- Exercise goal:
Reproduce the data in its entirety, exactly as supplied.

=== Material for this task ===

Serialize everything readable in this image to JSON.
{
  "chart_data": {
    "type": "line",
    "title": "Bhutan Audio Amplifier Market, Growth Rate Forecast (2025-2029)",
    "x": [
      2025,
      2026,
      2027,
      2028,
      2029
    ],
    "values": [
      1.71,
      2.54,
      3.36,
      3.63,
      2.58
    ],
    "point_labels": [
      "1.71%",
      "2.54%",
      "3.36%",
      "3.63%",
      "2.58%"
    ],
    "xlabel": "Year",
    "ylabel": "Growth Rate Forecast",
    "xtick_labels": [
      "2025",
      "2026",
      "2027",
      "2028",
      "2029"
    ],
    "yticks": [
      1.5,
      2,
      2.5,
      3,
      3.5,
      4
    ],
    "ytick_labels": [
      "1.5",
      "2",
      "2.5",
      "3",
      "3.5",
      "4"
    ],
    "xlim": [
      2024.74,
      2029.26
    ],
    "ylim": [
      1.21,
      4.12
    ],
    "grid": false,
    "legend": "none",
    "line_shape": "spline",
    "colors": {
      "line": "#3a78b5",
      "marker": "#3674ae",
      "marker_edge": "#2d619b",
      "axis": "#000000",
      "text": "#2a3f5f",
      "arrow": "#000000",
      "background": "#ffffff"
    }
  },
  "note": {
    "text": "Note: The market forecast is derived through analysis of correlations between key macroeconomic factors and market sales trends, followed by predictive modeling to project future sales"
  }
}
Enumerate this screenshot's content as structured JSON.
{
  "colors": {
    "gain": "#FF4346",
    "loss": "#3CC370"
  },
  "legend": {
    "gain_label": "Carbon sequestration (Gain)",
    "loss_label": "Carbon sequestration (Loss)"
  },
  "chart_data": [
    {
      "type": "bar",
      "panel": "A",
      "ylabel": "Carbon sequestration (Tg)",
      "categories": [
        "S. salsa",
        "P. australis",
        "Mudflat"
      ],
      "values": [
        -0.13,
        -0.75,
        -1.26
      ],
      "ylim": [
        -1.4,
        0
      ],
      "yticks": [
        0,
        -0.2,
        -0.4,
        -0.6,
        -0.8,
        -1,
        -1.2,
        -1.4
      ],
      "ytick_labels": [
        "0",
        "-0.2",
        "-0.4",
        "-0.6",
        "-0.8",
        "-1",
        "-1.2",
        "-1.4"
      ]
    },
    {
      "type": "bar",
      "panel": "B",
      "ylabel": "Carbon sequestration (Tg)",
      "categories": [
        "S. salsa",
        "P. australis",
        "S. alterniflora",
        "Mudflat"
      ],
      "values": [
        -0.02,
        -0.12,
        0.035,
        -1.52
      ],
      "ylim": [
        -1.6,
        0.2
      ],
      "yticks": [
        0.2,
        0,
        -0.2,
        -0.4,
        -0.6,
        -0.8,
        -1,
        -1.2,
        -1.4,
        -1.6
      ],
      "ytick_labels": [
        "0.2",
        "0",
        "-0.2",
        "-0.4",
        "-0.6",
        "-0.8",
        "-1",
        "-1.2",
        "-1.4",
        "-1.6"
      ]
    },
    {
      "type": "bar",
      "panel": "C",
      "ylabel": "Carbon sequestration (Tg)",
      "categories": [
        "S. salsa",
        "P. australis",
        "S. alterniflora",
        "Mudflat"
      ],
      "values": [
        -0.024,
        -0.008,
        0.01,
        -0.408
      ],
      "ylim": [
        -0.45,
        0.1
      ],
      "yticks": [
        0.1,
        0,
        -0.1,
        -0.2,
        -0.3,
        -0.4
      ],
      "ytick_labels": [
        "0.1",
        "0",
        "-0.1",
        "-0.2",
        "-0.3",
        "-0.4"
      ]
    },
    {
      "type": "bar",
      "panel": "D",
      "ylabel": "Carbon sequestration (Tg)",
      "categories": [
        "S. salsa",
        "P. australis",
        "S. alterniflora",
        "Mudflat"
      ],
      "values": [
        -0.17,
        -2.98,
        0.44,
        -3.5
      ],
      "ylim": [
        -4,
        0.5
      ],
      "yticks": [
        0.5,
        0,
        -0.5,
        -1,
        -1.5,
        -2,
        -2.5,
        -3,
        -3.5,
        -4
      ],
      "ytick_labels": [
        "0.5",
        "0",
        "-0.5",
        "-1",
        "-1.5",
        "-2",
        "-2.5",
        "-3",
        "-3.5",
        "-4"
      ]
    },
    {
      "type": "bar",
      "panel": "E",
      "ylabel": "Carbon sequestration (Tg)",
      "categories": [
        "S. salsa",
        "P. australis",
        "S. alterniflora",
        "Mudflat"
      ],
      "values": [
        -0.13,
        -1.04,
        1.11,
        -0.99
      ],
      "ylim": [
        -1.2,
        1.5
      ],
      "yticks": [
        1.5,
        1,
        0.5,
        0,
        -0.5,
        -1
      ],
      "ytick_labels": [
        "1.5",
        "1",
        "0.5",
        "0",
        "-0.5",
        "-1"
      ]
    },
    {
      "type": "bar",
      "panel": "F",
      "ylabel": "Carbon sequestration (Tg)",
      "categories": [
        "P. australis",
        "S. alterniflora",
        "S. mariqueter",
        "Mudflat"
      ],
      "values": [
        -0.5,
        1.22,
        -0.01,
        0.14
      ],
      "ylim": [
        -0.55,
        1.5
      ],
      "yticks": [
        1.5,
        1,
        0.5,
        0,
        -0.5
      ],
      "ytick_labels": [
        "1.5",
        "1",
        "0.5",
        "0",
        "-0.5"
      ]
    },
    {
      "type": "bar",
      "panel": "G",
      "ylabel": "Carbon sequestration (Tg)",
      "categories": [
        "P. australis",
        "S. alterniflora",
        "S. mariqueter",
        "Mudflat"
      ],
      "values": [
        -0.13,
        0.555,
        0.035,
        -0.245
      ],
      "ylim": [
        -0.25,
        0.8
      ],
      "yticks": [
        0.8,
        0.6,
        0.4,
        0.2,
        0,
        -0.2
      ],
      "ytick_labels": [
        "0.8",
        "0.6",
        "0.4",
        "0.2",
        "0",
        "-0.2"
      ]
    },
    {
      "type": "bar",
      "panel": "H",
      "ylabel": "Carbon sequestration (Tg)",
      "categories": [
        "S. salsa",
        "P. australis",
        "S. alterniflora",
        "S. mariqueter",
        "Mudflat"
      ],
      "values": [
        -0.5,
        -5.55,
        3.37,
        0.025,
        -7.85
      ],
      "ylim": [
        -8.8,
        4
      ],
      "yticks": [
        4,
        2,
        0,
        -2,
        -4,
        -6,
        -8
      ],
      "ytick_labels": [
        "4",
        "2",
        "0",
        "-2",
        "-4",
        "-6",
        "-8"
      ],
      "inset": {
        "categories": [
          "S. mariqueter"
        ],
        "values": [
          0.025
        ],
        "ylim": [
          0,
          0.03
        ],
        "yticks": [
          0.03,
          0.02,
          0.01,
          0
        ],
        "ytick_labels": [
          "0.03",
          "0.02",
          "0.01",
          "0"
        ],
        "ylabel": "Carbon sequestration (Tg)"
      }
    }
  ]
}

===

- Exercise response:
Serialize everything readable in this image to JSON.
{
  "chart_data": {
    "type": "line",
    "title": "Bhutan Audio Amplifier Market, Growth Rate Forecast (2025-2029)",
    "x": [
      2025,
      2026,
      2027,
      2028,
      2029
    ],
    "values": [
      1.71,
      2.54,
      3.36,
      3.63,
      2.58
    ],
    "point_labels": [
      "1.71%",
      "2.54%",
      "3.36%",
      "3.63%",
      "2.58%"
    ],
    "xlabel": "Year",
    "ylabel": "Growth Rate Forecast",
    "xtick_labels": [
      "2025",
      "2026",
      "2027",
      "2028",
      "2029"
    ],
    "yticks": [
      1.5,
      2,
      2.5,
      3,
      3.5,
      4
    ],
    "ytick_labels": [
      "1.5",
      "2",
      "2.5",
      "3",
      "3.5",
      "4"
    ],
    "xlim": [
      2024.74,
      2029.26
    ],
    "ylim": [
      1.21,
      4.12
    ],
    "grid": false,
    "legend": "none",
    "line_shape": "spline",
    "colors": {
      "line": "#3a78b5",
      "marker": "#3674ae",
      "marker_edge": "#2d619b",
      "axis": "#000000",
      "text": "#2a3f5f",
      "arrow": "#000000",
      "background": "#ffffff"
    }
  },
  "note": {
    "text": "Note: The market forecast is derived through analysis of correlations between key macroeconomic factors and market sales trends, followed by predictive modeling to project future sales"
  }
}
Enumerate this screenshot's content as structured JSON.
{
  "colors": {
    "gain": "#FF4346",
    "loss": "#3CC370"
  },
  "legend": {
    "gain_label": "Carbon sequestration (Gain)",
    "loss_label": "Carbon sequestration (Loss)"
  },
  "chart_data": [
    {
      "type": "bar",
      "panel": "A",
      "ylabel": "Carbon sequestration (Tg)",
      "categories": [
        "S. salsa",
        "P. australis",
        "Mudflat"
      ],
      "values": [
        -0.13,
        -0.75,
        -1.26
      ],
      "ylim": [
        -1.4,
        0
      ],
      "yticks": [
        0,
        -0.2,
        -0.4,
        -0.6,
        -0.8,
        -1,
        -1.2,
        -1.4
      ],
      "ytick_labels": [
        "0",
        "-0.2",
        "-0.4",
        "-0.6",
        "-0.8",
        "-1",
        "-1.2",
        "-1.4"
      ]
    },
    {
      "type": "bar",
      "panel": "B",
      "ylabel": "Carbon sequestration (Tg)",
      "categories": [
        "S. salsa",
        "P. australis",
        "S. alterniflora",
        "Mudflat"
      ],
      "values": [
        -0.02,
        -0.12,
        0.035,
        -1.52
      ],
      "ylim": [
        -1.6,
        0.2
      ],
      "yticks": [
        0.2,
        0,
        -0.2,
        -0.4,
        -0.6,
        -0.8,
        -1,
        -1.2,
        -1.4,
        -1.6
      ],
      "ytick_labels": [
        "0.2",
        "0",
        "-0.2",
        "-0.4",
        "-0.6",
        "-0.8",
        "-1",
        "-1.2",
        "-1.4",
        "-1.6"
      ]
    },
    {
      "type": "bar",
      "panel": "C",
      "ylabel": "Carbon sequestration (Tg)",
      "categories": [
        "S. salsa",
        "P. australis",
        "S. alterniflora",
        "Mudflat"
      ],
      "values": [
        -0.024,
        -0.008,
        0.01,
        -0.408
      ],
      "ylim": [
        -0.45,
        0.1
      ],
      "yticks": [
        0.1,
        0,
        -0.1,
        -0.2,
        -0.3,
        -0.4
      ],
      "ytick_labels": [
        "0.1",
        "0",
        "-0.1",
        "-0.2",
        "-0.3",
        "-0.4"
      ]
    },
    {
      "type": "bar",
      "panel": "D",
      "ylabel": "Carbon sequestration (Tg)",
      "categories": [
        "S. salsa",
        "P. australis",
        "S. alterniflora",
        "Mudflat"
      ],
      "values": [
        -0.17,
        -2.98,
        0.44,
        -3.5
      ],
      "ylim": [
        -4,
        0.5
      ],
      "yticks": [
        0.5,
        0,
        -0.5,
        -1,
        -1.5,
        -2,
        -2.5,
        -3,
        -3.5,
        -4
      ],
      "ytick_labels": [
        "0.5",
        "0",
        "-0.5",
        "-1",
        "-1.5",
        "-2",
        "-2.5",
        "-3",
        "-3.5",
        "-4"
      ]
    },
    {
      "type": "bar",
      "panel": "E",
      "ylabel": "Carbon sequestration (Tg)",
      "categories": [
        "S. salsa",
        "P. australis",
        "S. alterniflora",
        "Mudflat"
      ],
      "values": [
        -0.13,
        -1.04,
        1.11,
        -0.99
      ],
      "ylim": [
        -1.2,
        1.5
      ],
      "yticks": [
        1.5,
        1,
        0.5,
        0,
        -0.5,
        -1
      ],
      "ytick_labels": [
        "1.5",
        "1",
        "0.5",
        "0",
        "-0.5",
        "-1"
      ]
    },
    {
      "type": "bar",
      "panel": "F",
      "ylabel": "Carbon sequestration (Tg)",
      "categories": [
        "P. australis",
        "S. alterniflora",
        "S. mariqueter",
        "Mudflat"
      ],
      "values": [
        -0.5,
        1.22,
        -0.01,
        0.14
      ],
      "ylim": [
        -0.55,
        1.5
      ],
      "yticks": [
        1.5,
        1,
        0.5,
        0,
        -0.5
      ],
      "ytick_labels": [
        "1.5",
        "1",
        "0.5",
        "0",
        "-0.5"
      ]
    },
    {
      "type": "bar",
      "panel": "G",
      "ylabel": "Carbon sequestration (Tg)",
      "categories": [
        "P. australis",
        "S. alterniflora",
        "S. mariqueter",
        "Mudflat"
      ],
      "values": [
        -0.13,
        0.555,
        0.035,
        -0.245
      ],
      "ylim": [
        -0.25,
        0.8
      ],
      "yticks": [
        0.8,
        0.6,
        0.4,
        0.2,
        0,
        -0.2
      ],
      "ytick_labels": [
        "0.8",
        "0.6",
        "0.4",
        "0.2",
        "0",
        "-0.2"
      ]
    },
    {
      "type": "bar",
      "panel": "H",
      "ylabel": "Carbon sequestration (Tg)",
      "categories": [
        "S. salsa",
        "P. australis",
        "S. alterniflora",
        "S. mariqueter",
        "Mudflat"
      ],
      "values": [
        -0.5,
        -5.55,
        3.37,
        0.025,
        -7.85
      ],
      "ylim": [
        -8.8,
        4
      ],
      "yticks": [
        4,
        2,
        0,
        -2,
        -4,
        -6,
        -8
      ],
      "ytick_labels": [
        "4",
        "2",
        "0",
        "-2",
        "-4",
        "-6",
        "-8"
      ],
      "inset": {
        "categories": [
          "S. mariqueter"
        ],
        "values": [
          0.025
        ],
        "ylim": [
          0,
          0.03
        ],
        "yticks": [
          0.03,
          0.02,
          0.01,
          0
        ],
        "ytick_labels": [
          "0.03",
          "0.02",
          "0.01",
          "0"
        ],
        "ylabel": "Carbon sequestration (Tg)"
      }
    }
  ]
}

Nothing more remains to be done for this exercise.